**LISTED ENTRIES:**
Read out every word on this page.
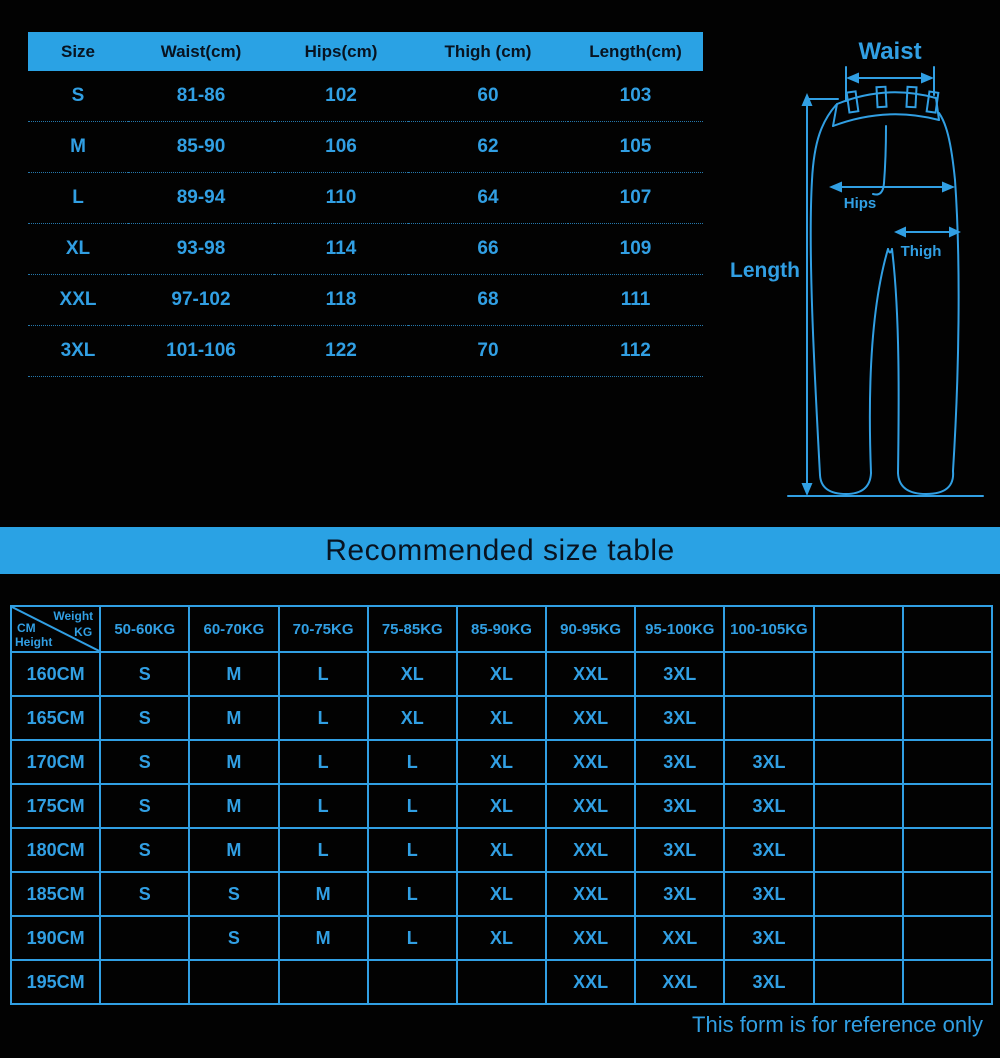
Size	Waist(cm)	Hips(cm)	Thigh (cm)	Length(cm)
S	81-86	102	60	103
M	85-90	106	62	105
L	89-94	110	64	107
XL	93-98	114	66	109
XXL	97-102	118	68	111
3XL	101-106	122	70	112
Waist
Hips
Thigh
Length
Recommended size table
Weight
KG
CM
Height	50-60KG	60-70KG	70-75KG	75-85KG	85-90KG	90-95KG	95-100KG	100-105KG		
160CM	S	M	L	XL	XL	XXL	3XL			
165CM	S	M	L	XL	XL	XXL	3XL			
170CM	S	M	L	L	XL	XXL	3XL	3XL		
175CM	S	M	L	L	XL	XXL	3XL	3XL		
180CM	S	M	L	L	XL	XXL	3XL	3XL		
185CM	S	S	M	L	XL	XXL	3XL	3XL		
190CM		S	M	L	XL	XXL	XXL	3XL		
195CM						XXL	XXL	3XL		
This form is for reference only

**GIVEN TASK:**
Restate the whole of the material word for word without the pictures.

**RESULT FOR THIS EXERCISE:**
Read out every word on this page.
Size	Waist(cm)	Hips(cm)	Thigh (cm)	Length(cm)
S	81-86	102	60	103
M	85-90	106	62	105
L	89-94	110	64	107
XL	93-98	114	66	109
XXL	97-102	118	68	111
3XL	101-106	122	70	112
Waist
Hips
Thigh
Length
Recommended size table
Weight
KG
CM
Height	50-60KG	60-70KG	70-75KG	75-85KG	85-90KG	90-95KG	95-100KG	100-105KG		
160CM	S	M	L	XL	XL	XXL	3XL			
165CM	S	M	L	XL	XL	XXL	3XL			
170CM	S	M	L	L	XL	XXL	3XL	3XL		
175CM	S	M	L	L	XL	XXL	3XL	3XL		
180CM	S	M	L	L	XL	XXL	3XL	3XL		
185CM	S	S	M	L	XL	XXL	3XL	3XL		
190CM		S	M	L	XL	XXL	XXL	3XL		
195CM						XXL	XXL	3XL		
This form is for reference only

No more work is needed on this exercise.